Dataset items:

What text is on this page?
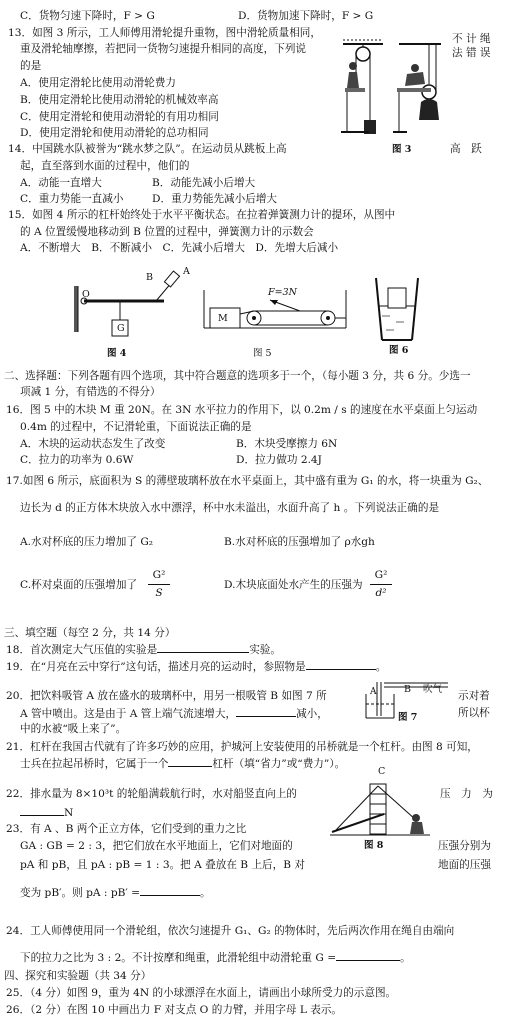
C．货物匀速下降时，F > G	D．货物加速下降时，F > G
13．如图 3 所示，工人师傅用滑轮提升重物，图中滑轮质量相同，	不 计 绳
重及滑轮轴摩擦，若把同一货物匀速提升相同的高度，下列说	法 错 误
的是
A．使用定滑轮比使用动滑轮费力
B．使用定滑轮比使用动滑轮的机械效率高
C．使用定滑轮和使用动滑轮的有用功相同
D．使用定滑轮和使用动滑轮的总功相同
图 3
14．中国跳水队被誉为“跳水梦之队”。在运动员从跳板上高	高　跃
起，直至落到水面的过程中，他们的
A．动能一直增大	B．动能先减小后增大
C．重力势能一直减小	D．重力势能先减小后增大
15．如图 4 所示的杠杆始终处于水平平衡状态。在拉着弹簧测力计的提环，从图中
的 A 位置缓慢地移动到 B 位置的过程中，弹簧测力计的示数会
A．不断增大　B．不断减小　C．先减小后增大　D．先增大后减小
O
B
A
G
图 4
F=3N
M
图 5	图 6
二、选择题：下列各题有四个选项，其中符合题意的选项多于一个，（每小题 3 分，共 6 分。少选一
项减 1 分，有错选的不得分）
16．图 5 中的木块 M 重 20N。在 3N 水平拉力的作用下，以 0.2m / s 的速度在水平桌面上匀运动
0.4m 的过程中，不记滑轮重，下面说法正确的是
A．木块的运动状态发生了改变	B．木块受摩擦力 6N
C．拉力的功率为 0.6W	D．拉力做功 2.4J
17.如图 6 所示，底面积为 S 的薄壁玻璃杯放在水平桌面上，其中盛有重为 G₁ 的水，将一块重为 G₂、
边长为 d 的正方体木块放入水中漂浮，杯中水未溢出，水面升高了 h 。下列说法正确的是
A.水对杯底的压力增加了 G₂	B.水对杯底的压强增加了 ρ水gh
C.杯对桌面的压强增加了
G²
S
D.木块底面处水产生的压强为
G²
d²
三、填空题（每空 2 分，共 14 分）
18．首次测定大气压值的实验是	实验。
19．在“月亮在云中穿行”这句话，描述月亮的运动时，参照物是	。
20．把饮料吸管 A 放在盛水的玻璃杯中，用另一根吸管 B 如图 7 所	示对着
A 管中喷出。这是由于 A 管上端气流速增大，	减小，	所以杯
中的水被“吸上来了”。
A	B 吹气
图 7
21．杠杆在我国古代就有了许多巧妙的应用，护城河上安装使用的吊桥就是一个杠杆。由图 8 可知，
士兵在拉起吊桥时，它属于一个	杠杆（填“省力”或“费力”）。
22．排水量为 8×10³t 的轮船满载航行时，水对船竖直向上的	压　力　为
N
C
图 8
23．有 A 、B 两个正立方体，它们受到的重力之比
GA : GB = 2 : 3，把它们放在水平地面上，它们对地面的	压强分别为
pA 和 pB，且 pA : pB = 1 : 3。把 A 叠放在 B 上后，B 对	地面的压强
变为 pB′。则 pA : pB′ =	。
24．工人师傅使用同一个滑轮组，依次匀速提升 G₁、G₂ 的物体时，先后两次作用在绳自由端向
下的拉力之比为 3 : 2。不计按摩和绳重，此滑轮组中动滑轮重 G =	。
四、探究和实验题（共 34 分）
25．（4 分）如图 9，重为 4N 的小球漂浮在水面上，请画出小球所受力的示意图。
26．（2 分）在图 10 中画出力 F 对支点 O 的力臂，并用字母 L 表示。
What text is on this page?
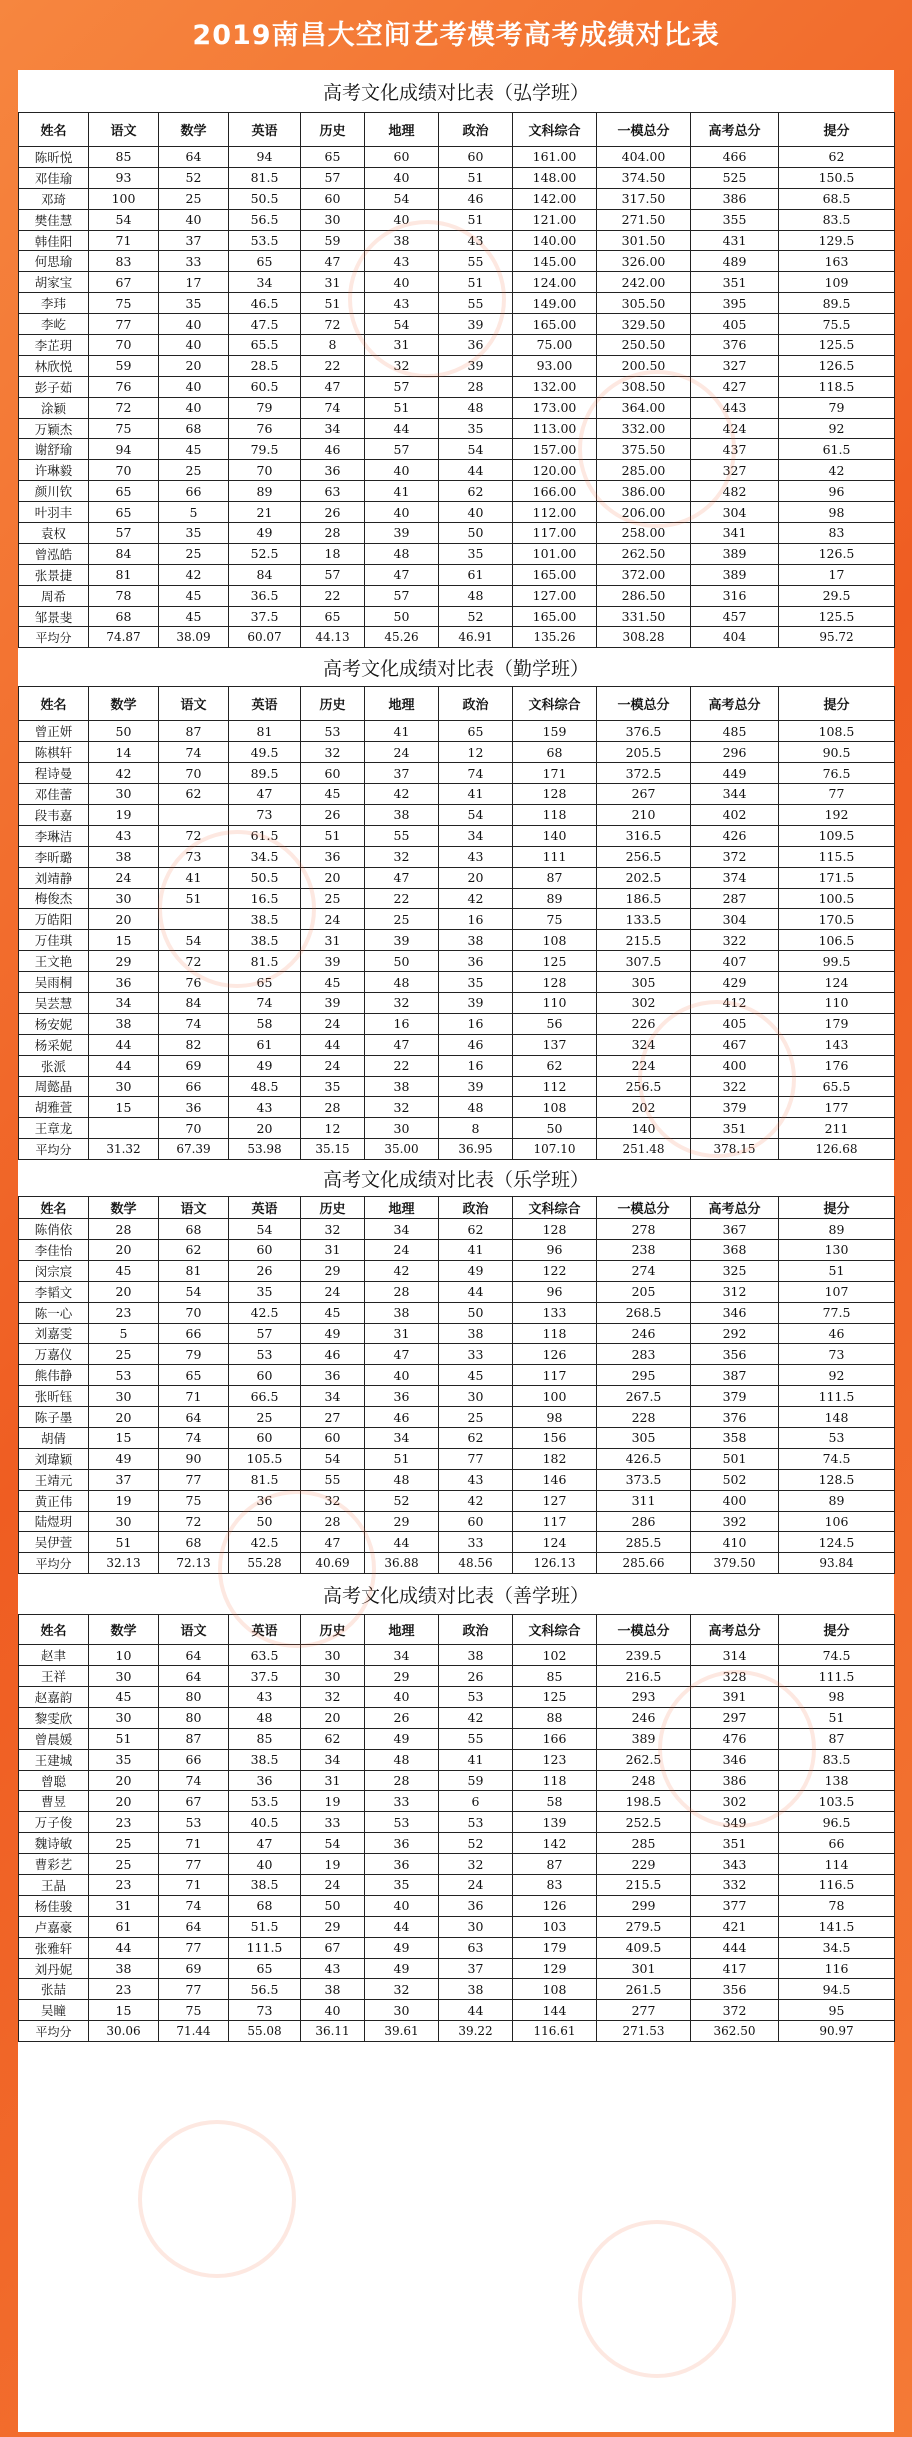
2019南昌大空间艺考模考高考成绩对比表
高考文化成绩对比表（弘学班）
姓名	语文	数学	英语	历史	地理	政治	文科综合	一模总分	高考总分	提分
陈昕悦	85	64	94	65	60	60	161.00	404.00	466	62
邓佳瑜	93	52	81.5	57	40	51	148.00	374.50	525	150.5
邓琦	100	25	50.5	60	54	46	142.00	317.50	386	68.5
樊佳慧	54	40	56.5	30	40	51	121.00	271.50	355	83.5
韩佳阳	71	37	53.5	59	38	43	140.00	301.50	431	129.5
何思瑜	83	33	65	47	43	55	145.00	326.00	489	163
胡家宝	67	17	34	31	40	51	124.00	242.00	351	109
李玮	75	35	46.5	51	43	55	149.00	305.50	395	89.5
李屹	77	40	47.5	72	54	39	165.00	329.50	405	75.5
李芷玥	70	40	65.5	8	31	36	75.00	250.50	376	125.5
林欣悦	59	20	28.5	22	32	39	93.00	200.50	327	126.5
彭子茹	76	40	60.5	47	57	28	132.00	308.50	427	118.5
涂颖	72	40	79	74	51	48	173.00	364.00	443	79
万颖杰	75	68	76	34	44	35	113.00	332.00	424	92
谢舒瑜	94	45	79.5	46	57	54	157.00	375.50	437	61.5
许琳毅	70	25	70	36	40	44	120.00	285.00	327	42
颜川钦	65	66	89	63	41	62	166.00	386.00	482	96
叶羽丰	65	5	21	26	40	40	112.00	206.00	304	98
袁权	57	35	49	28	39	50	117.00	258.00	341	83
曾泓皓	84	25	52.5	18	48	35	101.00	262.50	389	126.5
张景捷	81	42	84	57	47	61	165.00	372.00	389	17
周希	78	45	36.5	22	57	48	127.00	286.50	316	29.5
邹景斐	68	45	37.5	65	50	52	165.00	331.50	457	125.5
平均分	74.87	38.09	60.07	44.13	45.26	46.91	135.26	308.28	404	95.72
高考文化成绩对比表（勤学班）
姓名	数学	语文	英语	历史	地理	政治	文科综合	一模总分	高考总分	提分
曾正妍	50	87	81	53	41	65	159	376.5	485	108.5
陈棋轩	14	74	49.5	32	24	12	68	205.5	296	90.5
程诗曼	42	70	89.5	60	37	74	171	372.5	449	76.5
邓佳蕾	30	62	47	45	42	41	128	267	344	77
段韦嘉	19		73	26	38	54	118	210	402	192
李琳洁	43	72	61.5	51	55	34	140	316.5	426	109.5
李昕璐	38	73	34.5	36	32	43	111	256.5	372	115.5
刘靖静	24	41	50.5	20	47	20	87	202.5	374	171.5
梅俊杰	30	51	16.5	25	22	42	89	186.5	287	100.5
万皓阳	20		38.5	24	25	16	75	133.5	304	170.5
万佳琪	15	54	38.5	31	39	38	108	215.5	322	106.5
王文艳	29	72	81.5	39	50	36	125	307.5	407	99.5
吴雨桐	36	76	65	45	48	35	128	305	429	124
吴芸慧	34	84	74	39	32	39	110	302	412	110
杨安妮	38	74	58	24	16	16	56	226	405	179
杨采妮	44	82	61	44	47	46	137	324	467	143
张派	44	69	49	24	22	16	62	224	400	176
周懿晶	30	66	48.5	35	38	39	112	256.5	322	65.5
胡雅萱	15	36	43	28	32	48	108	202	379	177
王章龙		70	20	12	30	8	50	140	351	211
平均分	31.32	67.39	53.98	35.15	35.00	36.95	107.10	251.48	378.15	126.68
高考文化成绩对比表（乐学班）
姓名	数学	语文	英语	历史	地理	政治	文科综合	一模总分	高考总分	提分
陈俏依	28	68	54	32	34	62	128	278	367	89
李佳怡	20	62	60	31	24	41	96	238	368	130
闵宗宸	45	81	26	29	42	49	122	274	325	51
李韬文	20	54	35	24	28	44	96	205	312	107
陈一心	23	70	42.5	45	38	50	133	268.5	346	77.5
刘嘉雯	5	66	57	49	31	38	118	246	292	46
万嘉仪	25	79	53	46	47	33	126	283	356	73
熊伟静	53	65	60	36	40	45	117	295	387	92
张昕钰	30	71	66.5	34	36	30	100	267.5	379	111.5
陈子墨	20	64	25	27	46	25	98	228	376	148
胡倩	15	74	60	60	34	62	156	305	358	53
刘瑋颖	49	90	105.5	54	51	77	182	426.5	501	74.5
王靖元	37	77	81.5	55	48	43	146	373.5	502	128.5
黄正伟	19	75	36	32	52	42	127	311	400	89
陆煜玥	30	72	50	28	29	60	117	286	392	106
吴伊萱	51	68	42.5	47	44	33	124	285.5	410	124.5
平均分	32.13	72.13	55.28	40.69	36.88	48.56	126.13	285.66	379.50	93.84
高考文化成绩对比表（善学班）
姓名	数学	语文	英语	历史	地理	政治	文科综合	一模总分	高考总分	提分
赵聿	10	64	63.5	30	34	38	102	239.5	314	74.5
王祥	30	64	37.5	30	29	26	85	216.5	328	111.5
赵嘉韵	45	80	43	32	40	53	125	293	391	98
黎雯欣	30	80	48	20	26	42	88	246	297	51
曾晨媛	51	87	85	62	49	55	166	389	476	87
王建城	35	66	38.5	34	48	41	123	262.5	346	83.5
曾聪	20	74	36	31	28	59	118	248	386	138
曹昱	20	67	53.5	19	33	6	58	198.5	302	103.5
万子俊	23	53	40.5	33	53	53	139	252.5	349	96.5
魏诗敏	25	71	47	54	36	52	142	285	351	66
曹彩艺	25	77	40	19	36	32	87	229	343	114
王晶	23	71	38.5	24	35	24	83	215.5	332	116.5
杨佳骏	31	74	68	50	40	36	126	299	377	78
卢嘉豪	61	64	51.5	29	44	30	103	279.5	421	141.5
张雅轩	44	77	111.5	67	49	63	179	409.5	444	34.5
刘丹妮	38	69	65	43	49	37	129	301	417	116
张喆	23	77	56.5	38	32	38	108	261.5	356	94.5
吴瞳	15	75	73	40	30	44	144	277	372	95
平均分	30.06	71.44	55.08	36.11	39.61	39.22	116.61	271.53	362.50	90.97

Given task:
Above are the records. Copy every line in them holding "高考文化成绩对比表".

Response:
高考文化成绩对比表（弘学班）
高考文化成绩对比表（勤学班）
高考文化成绩对比表（乐学班）
高考文化成绩对比表（善学班）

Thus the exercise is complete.